§ Exercise aim: Gather up every line that includes the string "Musik".

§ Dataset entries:
□ □ □ □
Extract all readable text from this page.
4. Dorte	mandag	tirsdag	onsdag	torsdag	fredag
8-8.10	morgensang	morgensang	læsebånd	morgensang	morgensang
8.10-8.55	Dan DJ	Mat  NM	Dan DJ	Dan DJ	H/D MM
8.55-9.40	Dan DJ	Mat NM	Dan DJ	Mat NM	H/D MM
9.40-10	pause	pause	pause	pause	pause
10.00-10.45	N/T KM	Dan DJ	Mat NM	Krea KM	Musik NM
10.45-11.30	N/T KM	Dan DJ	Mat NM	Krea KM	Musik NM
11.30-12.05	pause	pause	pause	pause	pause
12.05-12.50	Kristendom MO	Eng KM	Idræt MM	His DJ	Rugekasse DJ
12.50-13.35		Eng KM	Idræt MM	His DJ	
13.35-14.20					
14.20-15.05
□ □ □ □
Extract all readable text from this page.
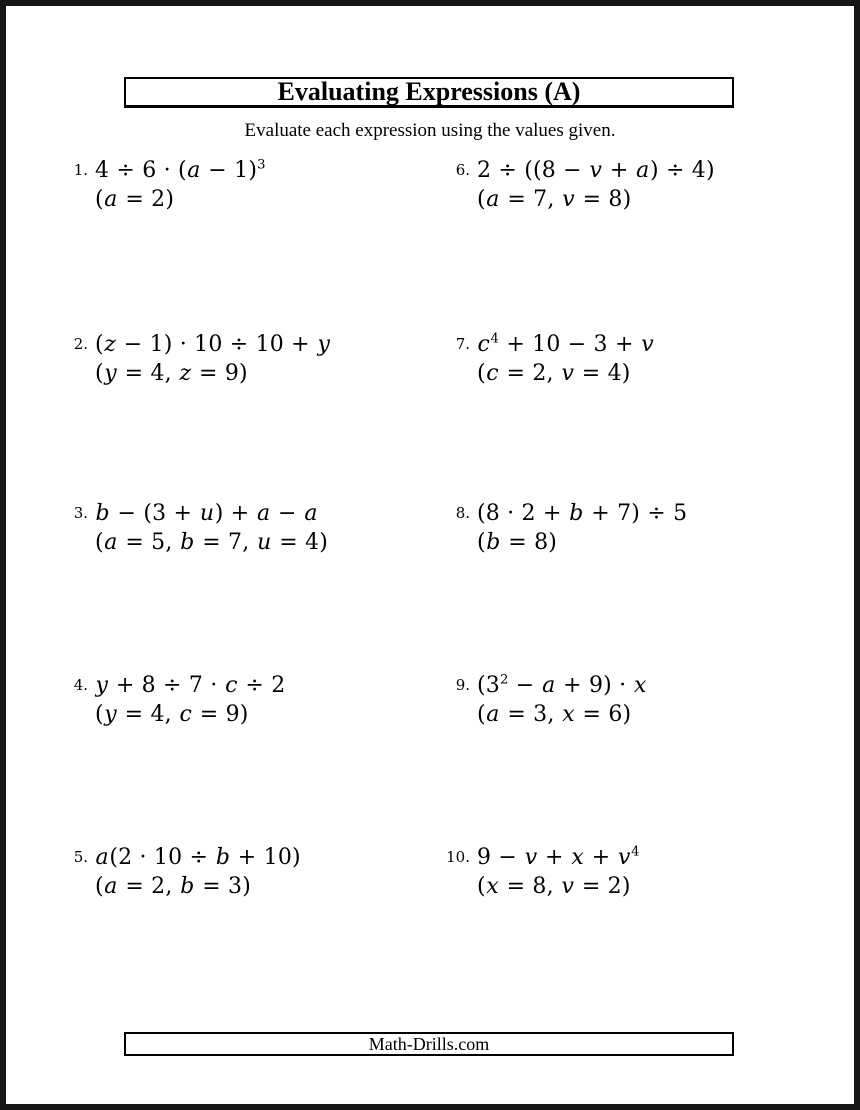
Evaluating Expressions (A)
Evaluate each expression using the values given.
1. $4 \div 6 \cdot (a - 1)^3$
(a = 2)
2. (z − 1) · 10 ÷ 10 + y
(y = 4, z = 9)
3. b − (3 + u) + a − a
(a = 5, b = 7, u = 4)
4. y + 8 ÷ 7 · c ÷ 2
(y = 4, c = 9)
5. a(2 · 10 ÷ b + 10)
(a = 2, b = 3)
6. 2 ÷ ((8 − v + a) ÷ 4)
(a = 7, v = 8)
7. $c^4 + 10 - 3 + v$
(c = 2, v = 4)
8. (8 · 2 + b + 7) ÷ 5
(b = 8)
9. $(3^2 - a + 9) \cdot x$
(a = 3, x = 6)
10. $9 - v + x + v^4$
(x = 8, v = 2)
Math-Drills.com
□ □ □ □
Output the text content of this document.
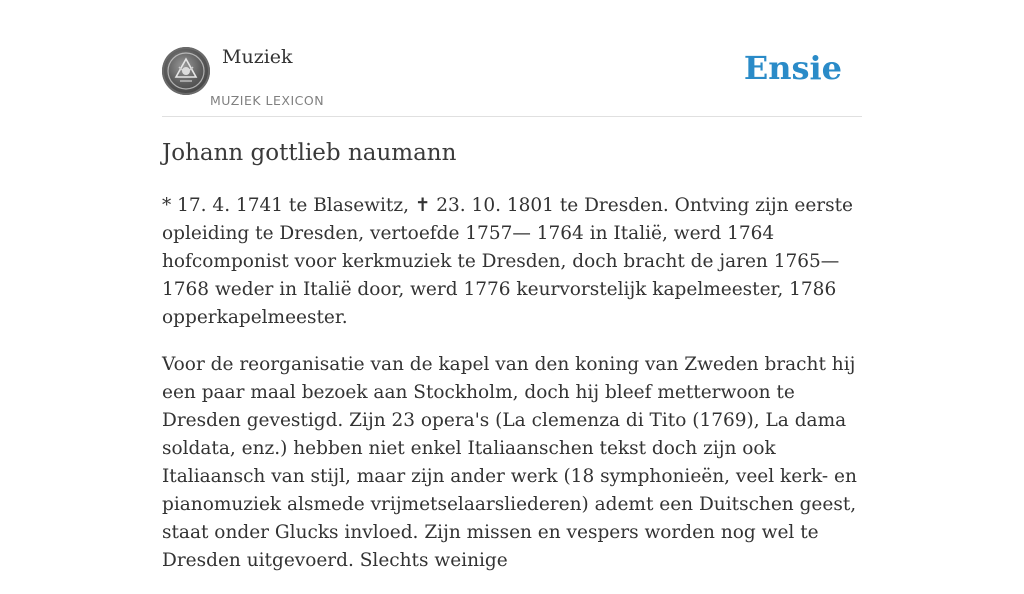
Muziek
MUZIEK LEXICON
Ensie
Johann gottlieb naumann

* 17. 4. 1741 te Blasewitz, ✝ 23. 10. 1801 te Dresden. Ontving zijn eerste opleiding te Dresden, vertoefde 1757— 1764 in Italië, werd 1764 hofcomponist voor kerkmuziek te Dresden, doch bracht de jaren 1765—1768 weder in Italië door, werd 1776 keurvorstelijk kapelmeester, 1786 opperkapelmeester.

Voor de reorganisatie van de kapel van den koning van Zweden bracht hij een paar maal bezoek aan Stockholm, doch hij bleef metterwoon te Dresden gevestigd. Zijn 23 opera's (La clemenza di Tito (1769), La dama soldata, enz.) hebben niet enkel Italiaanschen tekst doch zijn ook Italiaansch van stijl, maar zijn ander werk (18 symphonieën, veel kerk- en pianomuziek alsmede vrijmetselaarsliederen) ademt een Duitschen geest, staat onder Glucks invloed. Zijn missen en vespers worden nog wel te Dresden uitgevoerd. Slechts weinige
□ □ □ □
§ Full output:
10.00-10.45	N/T KM	Dan DJ	Mat NM	Krea KM	Musik NM
10.45-11.30	N/T KM	Dan DJ	Mat NM	Krea KM	Musik NM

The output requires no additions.